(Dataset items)
========================

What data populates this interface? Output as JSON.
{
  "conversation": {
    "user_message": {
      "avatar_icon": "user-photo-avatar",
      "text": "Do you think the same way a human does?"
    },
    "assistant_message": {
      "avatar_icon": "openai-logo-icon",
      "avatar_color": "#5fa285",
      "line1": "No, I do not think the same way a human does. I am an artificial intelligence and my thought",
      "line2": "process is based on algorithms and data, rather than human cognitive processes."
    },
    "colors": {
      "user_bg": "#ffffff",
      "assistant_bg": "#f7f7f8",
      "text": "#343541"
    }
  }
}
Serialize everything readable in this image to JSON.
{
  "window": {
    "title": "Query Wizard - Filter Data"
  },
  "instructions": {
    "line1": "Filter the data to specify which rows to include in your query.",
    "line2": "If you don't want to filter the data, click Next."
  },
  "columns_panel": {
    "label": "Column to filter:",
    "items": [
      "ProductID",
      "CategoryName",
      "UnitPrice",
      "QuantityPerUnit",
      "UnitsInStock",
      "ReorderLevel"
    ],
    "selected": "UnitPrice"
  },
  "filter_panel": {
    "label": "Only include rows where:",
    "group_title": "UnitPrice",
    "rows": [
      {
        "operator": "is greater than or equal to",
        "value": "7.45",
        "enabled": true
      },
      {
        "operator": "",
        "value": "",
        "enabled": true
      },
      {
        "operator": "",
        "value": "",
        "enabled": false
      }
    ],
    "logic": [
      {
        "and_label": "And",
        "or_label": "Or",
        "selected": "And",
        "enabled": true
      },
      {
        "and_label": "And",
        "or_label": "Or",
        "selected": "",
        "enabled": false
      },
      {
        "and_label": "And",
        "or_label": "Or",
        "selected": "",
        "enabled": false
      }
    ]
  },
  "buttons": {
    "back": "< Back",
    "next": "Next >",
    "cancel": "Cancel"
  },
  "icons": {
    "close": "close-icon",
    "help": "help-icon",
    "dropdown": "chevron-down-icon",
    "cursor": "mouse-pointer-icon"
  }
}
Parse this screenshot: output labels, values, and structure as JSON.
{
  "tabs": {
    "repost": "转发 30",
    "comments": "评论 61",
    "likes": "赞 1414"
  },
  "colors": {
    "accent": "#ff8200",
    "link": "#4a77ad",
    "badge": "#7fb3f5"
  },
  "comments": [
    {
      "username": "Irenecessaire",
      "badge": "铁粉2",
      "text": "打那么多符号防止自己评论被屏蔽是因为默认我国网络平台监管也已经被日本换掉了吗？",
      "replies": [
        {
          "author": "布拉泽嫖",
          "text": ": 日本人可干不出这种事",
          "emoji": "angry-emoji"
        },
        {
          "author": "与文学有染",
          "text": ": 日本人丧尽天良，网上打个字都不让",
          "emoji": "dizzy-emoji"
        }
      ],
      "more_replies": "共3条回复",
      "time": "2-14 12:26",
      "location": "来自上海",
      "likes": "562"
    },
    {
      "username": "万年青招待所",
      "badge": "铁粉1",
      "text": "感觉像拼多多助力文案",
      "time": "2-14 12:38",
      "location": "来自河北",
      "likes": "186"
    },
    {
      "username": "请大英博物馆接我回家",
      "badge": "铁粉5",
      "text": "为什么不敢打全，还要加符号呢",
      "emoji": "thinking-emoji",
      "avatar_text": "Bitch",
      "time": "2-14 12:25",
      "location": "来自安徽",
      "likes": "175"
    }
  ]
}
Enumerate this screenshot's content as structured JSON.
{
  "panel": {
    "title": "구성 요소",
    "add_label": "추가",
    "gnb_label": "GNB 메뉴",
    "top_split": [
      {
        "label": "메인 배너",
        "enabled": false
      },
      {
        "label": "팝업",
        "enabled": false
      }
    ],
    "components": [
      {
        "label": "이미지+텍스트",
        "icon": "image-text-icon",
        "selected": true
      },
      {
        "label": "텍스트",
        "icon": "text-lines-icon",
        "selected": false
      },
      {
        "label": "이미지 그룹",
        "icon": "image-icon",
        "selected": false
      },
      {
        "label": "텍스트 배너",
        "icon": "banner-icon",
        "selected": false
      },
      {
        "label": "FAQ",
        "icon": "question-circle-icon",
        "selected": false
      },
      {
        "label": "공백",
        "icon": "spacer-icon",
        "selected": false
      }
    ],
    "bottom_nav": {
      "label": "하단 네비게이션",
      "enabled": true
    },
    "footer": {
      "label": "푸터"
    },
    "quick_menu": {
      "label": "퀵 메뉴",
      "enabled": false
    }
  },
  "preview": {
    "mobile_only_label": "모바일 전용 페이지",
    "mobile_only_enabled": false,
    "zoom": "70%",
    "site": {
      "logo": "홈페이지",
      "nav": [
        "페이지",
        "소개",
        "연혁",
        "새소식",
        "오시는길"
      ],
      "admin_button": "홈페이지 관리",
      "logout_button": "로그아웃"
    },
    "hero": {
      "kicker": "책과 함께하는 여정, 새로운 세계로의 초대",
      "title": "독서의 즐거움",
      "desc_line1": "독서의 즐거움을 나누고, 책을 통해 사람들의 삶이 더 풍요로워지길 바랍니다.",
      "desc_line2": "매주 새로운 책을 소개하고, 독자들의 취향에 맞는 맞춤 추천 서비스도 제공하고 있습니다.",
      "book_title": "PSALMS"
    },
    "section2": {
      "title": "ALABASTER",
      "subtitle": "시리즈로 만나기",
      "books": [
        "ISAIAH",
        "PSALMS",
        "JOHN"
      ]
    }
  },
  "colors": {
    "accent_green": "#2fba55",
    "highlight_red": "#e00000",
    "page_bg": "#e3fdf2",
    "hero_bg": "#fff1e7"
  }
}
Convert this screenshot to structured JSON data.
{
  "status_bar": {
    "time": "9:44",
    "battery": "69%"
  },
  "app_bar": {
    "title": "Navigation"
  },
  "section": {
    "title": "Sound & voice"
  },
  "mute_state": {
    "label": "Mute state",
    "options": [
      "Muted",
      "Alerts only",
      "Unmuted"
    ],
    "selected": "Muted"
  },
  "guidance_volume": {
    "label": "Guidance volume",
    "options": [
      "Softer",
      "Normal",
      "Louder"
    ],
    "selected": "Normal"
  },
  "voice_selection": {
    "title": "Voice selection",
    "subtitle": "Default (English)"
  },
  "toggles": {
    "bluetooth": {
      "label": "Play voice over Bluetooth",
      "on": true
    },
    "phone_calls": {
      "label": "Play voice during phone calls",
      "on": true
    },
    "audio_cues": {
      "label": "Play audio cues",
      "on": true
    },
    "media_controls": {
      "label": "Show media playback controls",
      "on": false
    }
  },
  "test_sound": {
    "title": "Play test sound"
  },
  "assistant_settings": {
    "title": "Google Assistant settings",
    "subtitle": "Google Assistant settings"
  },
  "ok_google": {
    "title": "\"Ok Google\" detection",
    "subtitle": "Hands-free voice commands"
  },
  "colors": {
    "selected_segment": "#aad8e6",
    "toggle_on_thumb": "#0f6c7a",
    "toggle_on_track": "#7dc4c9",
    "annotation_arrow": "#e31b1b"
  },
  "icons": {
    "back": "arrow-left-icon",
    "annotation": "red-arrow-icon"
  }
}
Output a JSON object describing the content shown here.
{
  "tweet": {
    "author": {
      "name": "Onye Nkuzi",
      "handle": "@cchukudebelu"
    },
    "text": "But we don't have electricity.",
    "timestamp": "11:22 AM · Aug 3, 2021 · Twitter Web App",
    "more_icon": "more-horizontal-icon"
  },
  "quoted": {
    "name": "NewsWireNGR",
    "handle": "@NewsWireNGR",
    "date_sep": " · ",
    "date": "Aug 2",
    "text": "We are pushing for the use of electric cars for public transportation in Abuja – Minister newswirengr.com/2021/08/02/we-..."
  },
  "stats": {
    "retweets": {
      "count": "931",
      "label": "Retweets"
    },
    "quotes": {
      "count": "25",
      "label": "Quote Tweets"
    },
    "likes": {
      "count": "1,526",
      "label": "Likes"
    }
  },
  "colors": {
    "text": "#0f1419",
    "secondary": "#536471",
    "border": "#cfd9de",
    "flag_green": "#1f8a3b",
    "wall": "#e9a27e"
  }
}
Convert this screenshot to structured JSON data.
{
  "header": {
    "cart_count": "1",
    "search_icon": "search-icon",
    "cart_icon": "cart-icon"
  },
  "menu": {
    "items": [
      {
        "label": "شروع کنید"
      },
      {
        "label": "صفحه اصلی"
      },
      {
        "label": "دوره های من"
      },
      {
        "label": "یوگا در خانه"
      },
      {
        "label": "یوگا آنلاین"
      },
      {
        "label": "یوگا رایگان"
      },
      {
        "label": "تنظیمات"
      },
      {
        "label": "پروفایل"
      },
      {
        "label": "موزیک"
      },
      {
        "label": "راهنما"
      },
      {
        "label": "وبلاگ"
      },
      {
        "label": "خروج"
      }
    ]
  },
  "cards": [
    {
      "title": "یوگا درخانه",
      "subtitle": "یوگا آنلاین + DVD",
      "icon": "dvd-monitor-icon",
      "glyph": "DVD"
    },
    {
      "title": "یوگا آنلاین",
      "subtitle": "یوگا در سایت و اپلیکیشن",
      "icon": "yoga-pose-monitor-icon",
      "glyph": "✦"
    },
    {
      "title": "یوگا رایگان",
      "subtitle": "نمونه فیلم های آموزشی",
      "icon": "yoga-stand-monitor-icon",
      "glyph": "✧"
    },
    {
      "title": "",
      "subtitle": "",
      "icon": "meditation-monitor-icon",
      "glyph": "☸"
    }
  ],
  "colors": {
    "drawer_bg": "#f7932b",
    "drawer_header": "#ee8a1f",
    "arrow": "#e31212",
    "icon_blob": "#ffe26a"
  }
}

========================

Copy each line of the data that contains the word "subtitle".

      "subtitle": "시리즈로 만나기",
    "subtitle": "Default (English)"
    "subtitle": "Google Assistant settings"
    "subtitle": "Hands-free voice commands"
      "subtitle": "یوگا آنلاین + DVD",
      "subtitle": "یوگا در سایت و اپلیکیشن",
      "subtitle": "نمونه فیلم های آموزشی",
      "subtitle": "",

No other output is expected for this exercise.